• [Passage to read]:
--- begin ---

We won’t always have the security of knowing whether a certain idea is “Church approved,” because new ideas don’t always come along with little tags attached to them saying whether they have been reviewed at Church headquarters.

Whether in the form of music, books, friends, or opportunities to serve, there is much that is lovely, of good report, and praiseworthy that is not the subject of detailed discussion in Church manuals or courses of instruction.

Those who will not risk exposure to experiences that are not obviously related to some Church word or program will, I believe, live less abundant and meaningful lives than the Lord intends.

We must develop sufficient independence of judgment and maturity of perspective that we are prepared to handle the shafts and whirlwinds of adversity and contradiction that may come to us.

When those times come, we cannot be living on borrowed light. We should not be deceived by the clear-cut labels others may use to describe circumstances that are, in fact, not so clear.
Our encounters with reality and disappointment are, actually, vital stages in the development of our maturity and understanding.” (Elder Bruce Hafen, “On Dealing with Uncertainty”, Ensign, July 1979)

Monday, July 21, 2014

A Beautiful Talk about Inclusion Despite Fundamental Differences, even Marriage and Sexual Orientation

A friend of mine gave the following talk yesterday in church.  It is a difficult talk to address in Sacrament Meeting, but it is message that we all should understand, accept and internalize.

--- end ---

• [Stored entries]:
--- begin ---

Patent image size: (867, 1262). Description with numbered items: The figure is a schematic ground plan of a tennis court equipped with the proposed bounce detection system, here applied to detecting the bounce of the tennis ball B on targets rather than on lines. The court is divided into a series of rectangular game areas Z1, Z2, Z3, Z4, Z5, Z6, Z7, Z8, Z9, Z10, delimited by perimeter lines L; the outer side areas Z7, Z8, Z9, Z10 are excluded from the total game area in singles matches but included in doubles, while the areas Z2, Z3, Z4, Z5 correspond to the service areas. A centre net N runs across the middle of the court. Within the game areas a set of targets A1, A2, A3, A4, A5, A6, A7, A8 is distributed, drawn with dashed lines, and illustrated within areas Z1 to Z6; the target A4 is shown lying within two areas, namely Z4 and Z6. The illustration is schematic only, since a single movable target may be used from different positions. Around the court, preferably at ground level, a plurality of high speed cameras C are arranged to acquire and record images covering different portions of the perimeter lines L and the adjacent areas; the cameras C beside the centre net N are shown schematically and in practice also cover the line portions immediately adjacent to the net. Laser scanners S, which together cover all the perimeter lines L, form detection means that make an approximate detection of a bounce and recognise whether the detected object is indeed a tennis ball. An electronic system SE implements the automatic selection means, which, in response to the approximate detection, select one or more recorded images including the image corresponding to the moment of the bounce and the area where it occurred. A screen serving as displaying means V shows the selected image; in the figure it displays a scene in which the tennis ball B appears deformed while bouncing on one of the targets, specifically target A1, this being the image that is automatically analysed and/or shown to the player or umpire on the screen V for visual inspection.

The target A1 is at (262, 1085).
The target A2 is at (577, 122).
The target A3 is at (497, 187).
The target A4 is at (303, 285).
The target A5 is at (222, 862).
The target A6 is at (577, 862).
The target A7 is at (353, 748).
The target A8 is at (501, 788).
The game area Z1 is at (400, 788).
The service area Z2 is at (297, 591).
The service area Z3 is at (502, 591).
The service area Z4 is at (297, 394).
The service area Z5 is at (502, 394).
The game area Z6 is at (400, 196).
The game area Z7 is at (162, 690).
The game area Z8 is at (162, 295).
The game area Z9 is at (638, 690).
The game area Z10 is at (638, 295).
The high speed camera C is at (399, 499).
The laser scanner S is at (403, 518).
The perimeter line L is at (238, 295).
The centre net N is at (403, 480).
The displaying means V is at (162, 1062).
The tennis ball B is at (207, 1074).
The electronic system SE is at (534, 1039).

--- end ---

• [What you are asked to do]:
Using the passage, answer the following:
1. What four forms does the passage list for things that are lovely and praiseworthy but not covered in Church manuals?
2. In which publication, and in what month and year, did "On Dealing with Uncertainty" appear?
3. What date is given for the post about inclusion?

• [Exercise output]:
1. Music, books, friends, and opportunities to serve.
2. The Ensign, July 1979.
3. Monday, July 21, 2014.